* [TEXT SEGMENT]:
Content starts

Really, this is just a list of functions and function calls that I want to build out. I think that if I can write each of these properly, I should have a functioning game. For starters, I have a ton of console.log()’s littered everywhere just to make sure that the program is going to each function in turn. Once I complete a section, I comment them out or completely delete then and replace them with notes about how things work.

Another important thing I learned was that it’s easiest to look at this in chunks. set variables myself and send them into the functions so they could be made independently. I’m sure this is not worth mentioning to anyone who has done any programming, but to someone like me it was an epiphany.

More later as I flesh things out….

## oDesk Contracting for Pushing Taoism

I say this because I, and I imagine many other people, turn to contracting sites like oDesk only for the access to programers / coders. However, one of the best experiences I have had with oDesk was in contracting an artist to create the art for the icon and main screen of the ‘Pushing Taoism’ app. I dealt with a fantastic artist named Catarina Garcia, located in Lisbon, Portugal. You can find her art at: http://catarinamgarcia.blogspot.com/

She worked with me to identify exactly what kind of final product I was interested in, provided several sample pieces and then produced a final work in just a couple weeks. I think it only took this long because our email communications were not always immediate – otherwise, I feel confident that she could have produced my art pieces in a matter of days.

This experience really opened my eyes as to a world of interesting possibilities working with professionals in a number of disciplines. I look forward to turning to oDesk again in the future for other art and design projects – I have even considered doing a small translation project as well.

Content ends

* [DATASET EXTRACT]:
Content starts

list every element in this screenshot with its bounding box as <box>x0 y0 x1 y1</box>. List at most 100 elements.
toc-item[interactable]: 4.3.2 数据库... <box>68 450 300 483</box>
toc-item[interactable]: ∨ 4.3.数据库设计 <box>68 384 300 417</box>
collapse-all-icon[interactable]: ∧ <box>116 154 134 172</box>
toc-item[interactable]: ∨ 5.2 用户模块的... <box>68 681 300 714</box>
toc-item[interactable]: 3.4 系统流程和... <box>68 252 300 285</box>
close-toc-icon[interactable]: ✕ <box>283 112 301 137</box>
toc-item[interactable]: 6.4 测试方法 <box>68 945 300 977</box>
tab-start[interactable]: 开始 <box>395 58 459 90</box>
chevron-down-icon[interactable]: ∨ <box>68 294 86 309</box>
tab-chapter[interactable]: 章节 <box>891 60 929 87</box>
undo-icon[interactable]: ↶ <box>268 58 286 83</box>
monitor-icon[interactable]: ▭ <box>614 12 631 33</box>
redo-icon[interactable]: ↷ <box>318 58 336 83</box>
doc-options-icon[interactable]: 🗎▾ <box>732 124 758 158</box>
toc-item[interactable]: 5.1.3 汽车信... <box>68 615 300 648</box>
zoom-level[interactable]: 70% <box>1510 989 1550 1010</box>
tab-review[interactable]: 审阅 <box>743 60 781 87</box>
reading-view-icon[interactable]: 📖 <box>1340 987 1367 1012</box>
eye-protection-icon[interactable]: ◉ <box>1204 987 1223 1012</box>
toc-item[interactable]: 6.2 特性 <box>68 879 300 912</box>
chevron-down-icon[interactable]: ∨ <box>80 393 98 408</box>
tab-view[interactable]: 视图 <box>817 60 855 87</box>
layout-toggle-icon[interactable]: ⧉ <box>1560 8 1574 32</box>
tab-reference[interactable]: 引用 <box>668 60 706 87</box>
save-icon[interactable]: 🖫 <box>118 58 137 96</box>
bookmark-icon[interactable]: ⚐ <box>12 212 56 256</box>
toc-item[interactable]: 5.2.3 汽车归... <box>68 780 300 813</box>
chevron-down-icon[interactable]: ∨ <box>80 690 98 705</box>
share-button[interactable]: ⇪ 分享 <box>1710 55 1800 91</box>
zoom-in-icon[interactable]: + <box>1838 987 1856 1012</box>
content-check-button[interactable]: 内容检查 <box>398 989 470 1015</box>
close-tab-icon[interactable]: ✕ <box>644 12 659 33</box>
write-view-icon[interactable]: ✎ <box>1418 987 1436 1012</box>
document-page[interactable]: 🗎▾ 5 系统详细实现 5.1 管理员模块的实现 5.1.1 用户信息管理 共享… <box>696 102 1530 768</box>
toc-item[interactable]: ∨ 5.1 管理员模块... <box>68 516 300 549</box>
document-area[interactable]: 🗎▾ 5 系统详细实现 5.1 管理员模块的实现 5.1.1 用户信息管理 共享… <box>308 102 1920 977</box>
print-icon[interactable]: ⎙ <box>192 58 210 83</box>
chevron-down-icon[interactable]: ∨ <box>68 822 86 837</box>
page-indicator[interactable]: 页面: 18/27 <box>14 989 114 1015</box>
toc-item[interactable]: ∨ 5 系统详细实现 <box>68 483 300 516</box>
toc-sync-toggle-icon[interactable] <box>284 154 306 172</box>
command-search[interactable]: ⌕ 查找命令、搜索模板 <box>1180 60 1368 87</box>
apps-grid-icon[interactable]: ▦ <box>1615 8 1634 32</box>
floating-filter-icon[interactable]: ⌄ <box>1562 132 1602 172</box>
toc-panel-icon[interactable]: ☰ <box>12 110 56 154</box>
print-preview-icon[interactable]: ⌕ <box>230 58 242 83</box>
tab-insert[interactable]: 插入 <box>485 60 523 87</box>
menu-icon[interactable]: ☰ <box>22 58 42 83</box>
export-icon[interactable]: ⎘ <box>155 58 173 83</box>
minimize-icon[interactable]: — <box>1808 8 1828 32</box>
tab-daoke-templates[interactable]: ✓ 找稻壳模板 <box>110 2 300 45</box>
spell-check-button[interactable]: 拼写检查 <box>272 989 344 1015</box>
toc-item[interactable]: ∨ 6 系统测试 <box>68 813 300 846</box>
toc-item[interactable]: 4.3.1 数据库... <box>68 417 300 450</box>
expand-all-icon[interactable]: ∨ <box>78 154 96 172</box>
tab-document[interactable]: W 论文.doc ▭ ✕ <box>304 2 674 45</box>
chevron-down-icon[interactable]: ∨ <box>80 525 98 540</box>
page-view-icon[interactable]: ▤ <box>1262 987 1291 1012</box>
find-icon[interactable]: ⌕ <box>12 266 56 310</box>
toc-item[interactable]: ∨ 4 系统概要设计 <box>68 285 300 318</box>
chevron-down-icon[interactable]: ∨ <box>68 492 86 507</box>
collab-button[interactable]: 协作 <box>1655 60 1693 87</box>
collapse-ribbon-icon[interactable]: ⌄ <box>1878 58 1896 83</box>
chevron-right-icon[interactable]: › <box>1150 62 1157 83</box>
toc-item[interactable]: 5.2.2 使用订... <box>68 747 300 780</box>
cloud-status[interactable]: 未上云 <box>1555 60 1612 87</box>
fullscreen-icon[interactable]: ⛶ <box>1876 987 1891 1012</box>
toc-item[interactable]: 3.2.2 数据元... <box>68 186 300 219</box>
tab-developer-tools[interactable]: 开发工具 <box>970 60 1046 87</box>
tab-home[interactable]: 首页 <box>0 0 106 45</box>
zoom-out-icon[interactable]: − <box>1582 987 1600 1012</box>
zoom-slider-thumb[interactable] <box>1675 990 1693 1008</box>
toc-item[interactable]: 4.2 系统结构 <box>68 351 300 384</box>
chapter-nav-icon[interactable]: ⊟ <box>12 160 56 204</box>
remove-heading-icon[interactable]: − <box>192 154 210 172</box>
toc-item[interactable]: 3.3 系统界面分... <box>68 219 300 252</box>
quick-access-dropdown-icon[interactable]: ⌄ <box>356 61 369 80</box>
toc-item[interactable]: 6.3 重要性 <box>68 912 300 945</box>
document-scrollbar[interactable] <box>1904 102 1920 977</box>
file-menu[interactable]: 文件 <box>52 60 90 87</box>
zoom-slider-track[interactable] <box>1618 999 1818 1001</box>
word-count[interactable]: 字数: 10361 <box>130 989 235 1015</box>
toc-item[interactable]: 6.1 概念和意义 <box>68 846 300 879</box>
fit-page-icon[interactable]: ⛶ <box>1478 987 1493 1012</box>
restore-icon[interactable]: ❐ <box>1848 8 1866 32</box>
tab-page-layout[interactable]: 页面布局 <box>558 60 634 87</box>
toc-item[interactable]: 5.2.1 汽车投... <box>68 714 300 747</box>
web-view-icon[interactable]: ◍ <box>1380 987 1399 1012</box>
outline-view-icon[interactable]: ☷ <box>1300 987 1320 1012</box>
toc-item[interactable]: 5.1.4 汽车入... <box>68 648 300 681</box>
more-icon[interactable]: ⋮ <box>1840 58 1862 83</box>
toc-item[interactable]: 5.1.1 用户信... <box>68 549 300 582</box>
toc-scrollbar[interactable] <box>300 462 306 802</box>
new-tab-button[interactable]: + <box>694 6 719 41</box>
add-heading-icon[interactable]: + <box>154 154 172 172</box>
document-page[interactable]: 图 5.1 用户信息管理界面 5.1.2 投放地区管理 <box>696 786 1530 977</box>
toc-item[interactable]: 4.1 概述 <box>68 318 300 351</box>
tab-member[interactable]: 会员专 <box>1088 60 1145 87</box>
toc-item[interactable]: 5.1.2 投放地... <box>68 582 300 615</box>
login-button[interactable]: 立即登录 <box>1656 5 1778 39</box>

Content ends

* [WORK TASK]: Continue the blog text about building a game and hiring an artist on oDesk, picking up after its last sentence rather than drawing on the items.

* [TASK RESPONSE]:
## So, why provisioning?

I answered the what about provisioning last time. As far as ‘why’, I just attributed that to Apple’s control issues. I wanted to clarify what that means. After all, how are they actually controlling this?

The easy answer is that Apple controls provisioning by only allowing each provisioning file to work with 100 devices. 100 may sound like a lot if you’re just one person writing code for your machine and maybe that of two or three friends that are serving as your testers, but 100 can run out quickly if you’re a larger operation or if you give one person permission and then they stop working with you for whatever reason.

But what it really does is provides a limit to the number of times you can ‘work around’ their system. If there was no limit, then you are free to leave the walled garden and sell your apps to anyone and just provide them with the provisioning file along with your app. I’m sure it doesn’t matter what the number is to Apple, they just agree that you need some way to test on real devices, but want your ability to share to be limited to a number that is high enough for you, but low enough to never be a practical way for you to escape their control.